■ **Provided material**:
* begin *
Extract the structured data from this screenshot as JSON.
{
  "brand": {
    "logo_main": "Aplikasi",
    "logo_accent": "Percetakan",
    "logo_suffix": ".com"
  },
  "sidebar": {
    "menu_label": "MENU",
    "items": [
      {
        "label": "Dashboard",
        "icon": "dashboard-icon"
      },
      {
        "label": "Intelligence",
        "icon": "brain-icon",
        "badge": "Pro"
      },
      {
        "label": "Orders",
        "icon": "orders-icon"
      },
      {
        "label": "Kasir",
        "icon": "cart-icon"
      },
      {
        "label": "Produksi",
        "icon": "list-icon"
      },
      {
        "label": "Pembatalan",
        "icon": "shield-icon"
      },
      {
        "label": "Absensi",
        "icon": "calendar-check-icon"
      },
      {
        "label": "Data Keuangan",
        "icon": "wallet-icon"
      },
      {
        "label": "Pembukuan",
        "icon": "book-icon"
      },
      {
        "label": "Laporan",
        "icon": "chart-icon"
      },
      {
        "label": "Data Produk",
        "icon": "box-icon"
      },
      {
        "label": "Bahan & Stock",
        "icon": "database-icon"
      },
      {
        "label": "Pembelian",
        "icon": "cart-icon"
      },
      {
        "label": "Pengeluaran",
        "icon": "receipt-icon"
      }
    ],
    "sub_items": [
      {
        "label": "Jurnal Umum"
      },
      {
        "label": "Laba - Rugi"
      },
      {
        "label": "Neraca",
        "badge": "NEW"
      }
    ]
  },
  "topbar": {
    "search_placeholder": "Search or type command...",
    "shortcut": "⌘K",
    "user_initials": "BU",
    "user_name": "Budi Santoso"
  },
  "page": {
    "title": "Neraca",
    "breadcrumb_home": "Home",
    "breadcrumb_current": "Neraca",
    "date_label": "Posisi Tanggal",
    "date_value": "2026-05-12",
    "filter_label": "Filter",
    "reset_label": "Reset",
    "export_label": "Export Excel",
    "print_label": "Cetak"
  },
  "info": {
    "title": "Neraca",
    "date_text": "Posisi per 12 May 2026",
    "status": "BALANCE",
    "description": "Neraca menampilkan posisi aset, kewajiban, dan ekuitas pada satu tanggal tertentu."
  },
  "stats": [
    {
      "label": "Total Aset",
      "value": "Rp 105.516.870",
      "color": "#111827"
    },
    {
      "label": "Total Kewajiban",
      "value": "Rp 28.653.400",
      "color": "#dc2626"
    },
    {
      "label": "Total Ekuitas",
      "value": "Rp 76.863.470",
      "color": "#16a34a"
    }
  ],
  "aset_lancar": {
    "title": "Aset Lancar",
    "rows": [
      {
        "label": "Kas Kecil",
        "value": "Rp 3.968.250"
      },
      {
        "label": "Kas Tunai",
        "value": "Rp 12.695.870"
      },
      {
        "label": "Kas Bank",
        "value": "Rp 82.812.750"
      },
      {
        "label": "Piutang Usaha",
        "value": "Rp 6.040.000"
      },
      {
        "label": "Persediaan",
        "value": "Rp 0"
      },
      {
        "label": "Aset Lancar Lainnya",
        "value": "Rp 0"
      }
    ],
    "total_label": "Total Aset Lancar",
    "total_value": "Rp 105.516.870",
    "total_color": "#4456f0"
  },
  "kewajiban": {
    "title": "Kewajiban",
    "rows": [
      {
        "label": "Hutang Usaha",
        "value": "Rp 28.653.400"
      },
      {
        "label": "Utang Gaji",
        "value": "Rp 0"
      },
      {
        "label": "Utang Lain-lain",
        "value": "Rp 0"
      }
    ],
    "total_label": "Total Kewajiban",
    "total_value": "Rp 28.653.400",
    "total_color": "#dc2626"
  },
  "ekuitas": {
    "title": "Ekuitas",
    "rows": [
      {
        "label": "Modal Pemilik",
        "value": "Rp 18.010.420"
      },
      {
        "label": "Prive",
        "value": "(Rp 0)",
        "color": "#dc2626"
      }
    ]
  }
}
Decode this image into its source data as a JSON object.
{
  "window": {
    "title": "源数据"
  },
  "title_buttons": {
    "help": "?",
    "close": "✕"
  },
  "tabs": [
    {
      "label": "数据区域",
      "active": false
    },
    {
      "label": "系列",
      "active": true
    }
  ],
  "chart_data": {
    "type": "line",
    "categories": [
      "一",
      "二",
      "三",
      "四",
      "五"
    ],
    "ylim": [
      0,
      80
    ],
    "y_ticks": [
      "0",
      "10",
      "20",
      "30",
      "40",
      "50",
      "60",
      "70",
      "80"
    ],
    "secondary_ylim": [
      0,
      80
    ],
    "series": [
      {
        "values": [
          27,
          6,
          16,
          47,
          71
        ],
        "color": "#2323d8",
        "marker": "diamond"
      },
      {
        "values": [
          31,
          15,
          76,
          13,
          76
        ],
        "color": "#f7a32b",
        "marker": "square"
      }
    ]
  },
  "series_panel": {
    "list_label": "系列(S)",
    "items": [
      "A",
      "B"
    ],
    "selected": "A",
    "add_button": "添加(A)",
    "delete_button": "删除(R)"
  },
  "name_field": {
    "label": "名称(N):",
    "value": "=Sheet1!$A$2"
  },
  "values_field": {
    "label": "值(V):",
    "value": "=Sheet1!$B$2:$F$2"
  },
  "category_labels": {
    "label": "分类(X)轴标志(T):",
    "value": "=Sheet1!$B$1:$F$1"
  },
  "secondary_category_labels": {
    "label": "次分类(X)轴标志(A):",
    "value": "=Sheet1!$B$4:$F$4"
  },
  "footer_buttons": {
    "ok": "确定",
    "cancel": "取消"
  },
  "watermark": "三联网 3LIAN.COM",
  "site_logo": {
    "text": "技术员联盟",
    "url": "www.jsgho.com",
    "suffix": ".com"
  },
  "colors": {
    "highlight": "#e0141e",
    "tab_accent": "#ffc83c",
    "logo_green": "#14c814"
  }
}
* end *
■ **Exercise details**:
Begin with the line that contains "Decode this image" and quote each line after it exactly, stopping after the last line of the data.

■ **Worked answer**:
Decode this image into its source data as a JSON object.
{
  "window": {
    "title": "源数据"
  },
  "title_buttons": {
    "help": "?",
    "close": "✕"
  },
  "tabs": [
    {
      "label": "数据区域",
      "active": false
    },
    {
      "label": "系列",
      "active": true
    }
  ],
  "chart_data": {
    "type": "line",
    "categories": [
      "一",
      "二",
      "三",
      "四",
      "五"
    ],
    "ylim": [
      0,
      80
    ],
    "y_ticks": [
      "0",
      "10",
      "20",
      "30",
      "40",
      "50",
      "60",
      "70",
      "80"
    ],
    "secondary_ylim": [
      0,
      80
    ],
    "series": [
      {
        "values": [
          27,
          6,
          16,
          47,
          71
        ],
        "color": "#2323d8",
        "marker": "diamond"
      },
      {
        "values": [
          31,
          15,
          76,
          13,
          76
        ],
        "color": "#f7a32b",
        "marker": "square"
      }
    ]
  },
  "series_panel": {
    "list_label": "系列(S)",
    "items": [
      "A",
      "B"
    ],
    "selected": "A",
    "add_button": "添加(A)",
    "delete_button": "删除(R)"
  },
  "name_field": {
    "label": "名称(N):",
    "value": "=Sheet1!$A$2"
  },
  "values_field": {
    "label": "值(V):",
    "value": "=Sheet1!$B$2:$F$2"
  },
  "category_labels": {
    "label": "分类(X)轴标志(T):",
    "value": "=Sheet1!$B$1:$F$1"
  },
  "secondary_category_labels": {
    "label": "次分类(X)轴标志(A):",
    "value": "=Sheet1!$B$4:$F$4"
  },
  "footer_buttons": {
    "ok": "确定",
    "cancel": "取消"
  },
  "watermark": "三联网 3LIAN.COM",
  "site_logo": {
    "text": "技术员联盟",
    "url": "www.jsgho.com",
    "suffix": ".com"
  },
  "colors": {
    "highlight": "#e0141e",
    "tab_accent": "#ffc83c",
    "logo_green": "#14c814"
  }
}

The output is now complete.